(Data excerpts)
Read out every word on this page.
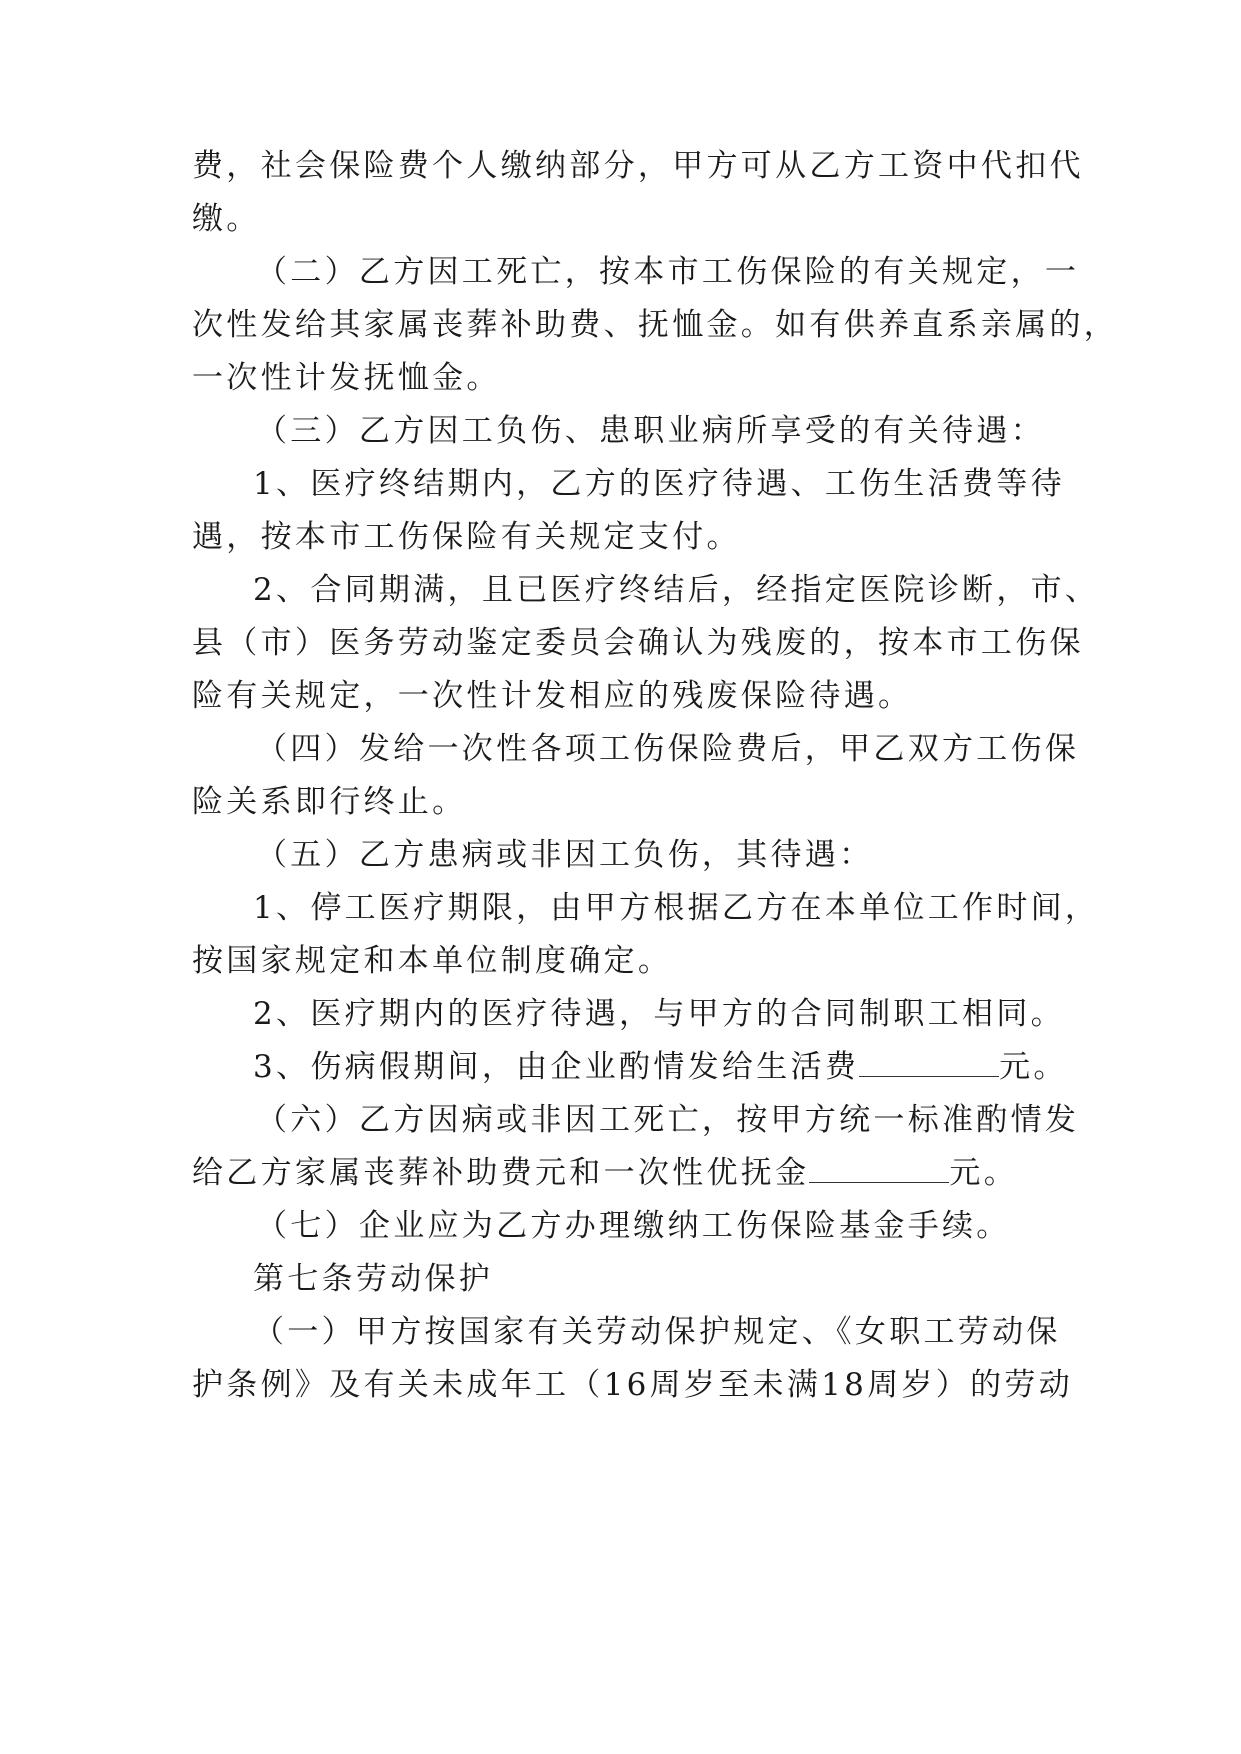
费，社会保险费个人缴纳部分，甲方可从乙方工资中代扣代
缴。
（二）乙方因工死亡，按本市工伤保险的有关规定，一
次性发给其家属丧葬补助费、抚恤金。如有供养直系亲属的，
一次性计发抚恤金。
（三）乙方因工负伤、患职业病所享受的有关待遇：
1、医疗终结期内，乙方的医疗待遇、工伤生活费等待
遇，按本市工伤保险有关规定支付。
2、合同期满，且已医疗终结后，经指定医院诊断，市、
县（市）医务劳动鉴定委员会确认为残废的，按本市工伤保
险有关规定，一次性计发相应的残废保险待遇。
（四）发给一次性各项工伤保险费后，甲乙双方工伤保
险关系即行终止。
（五）乙方患病或非因工负伤，其待遇：
1、停工医疗期限，由甲方根据乙方在本单位工作时间，
按国家规定和本单位制度确定。
2、医疗期内的医疗待遇，与甲方的合同制职工相同。
3、伤病假期间，由企业酌情发给生活费	元。
（六）乙方因病或非因工死亡，按甲方统一标准酌情发
给乙方家属丧葬补助费元和一次性优抚金	元。
（七）企业应为乙方办理缴纳工伤保险基金手续。
第七条劳动保护
（一）甲方按国家有关劳动保护规定、《女职工劳动保
护条例》及有关未成年工（16周岁至未满18周岁）的劳动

Exercise details: Copy all of the entries verbatim, leaving out any pictures they contain.

Response to this exercise:
Read out every word on this page.
费，社会保险费个人缴纳部分，甲方可从乙方工资中代扣代
缴。
（二）乙方因工死亡，按本市工伤保险的有关规定，一
次性发给其家属丧葬补助费、抚恤金。如有供养直系亲属的，
一次性计发抚恤金。
（三）乙方因工负伤、患职业病所享受的有关待遇：
1、医疗终结期内，乙方的医疗待遇、工伤生活费等待
遇，按本市工伤保险有关规定支付。
2、合同期满，且已医疗终结后，经指定医院诊断，市、
县（市）医务劳动鉴定委员会确认为残废的，按本市工伤保
险有关规定，一次性计发相应的残废保险待遇。
（四）发给一次性各项工伤保险费后，甲乙双方工伤保
险关系即行终止。
（五）乙方患病或非因工负伤，其待遇：
1、停工医疗期限，由甲方根据乙方在本单位工作时间，
按国家规定和本单位制度确定。
2、医疗期内的医疗待遇，与甲方的合同制职工相同。
3、伤病假期间，由企业酌情发给生活费	元。
（六）乙方因病或非因工死亡，按甲方统一标准酌情发
给乙方家属丧葬补助费元和一次性优抚金	元。
（七）企业应为乙方办理缴纳工伤保险基金手续。
第七条劳动保护
（一）甲方按国家有关劳动保护规定、《女职工劳动保
护条例》及有关未成年工（16周岁至未满18周岁）的劳动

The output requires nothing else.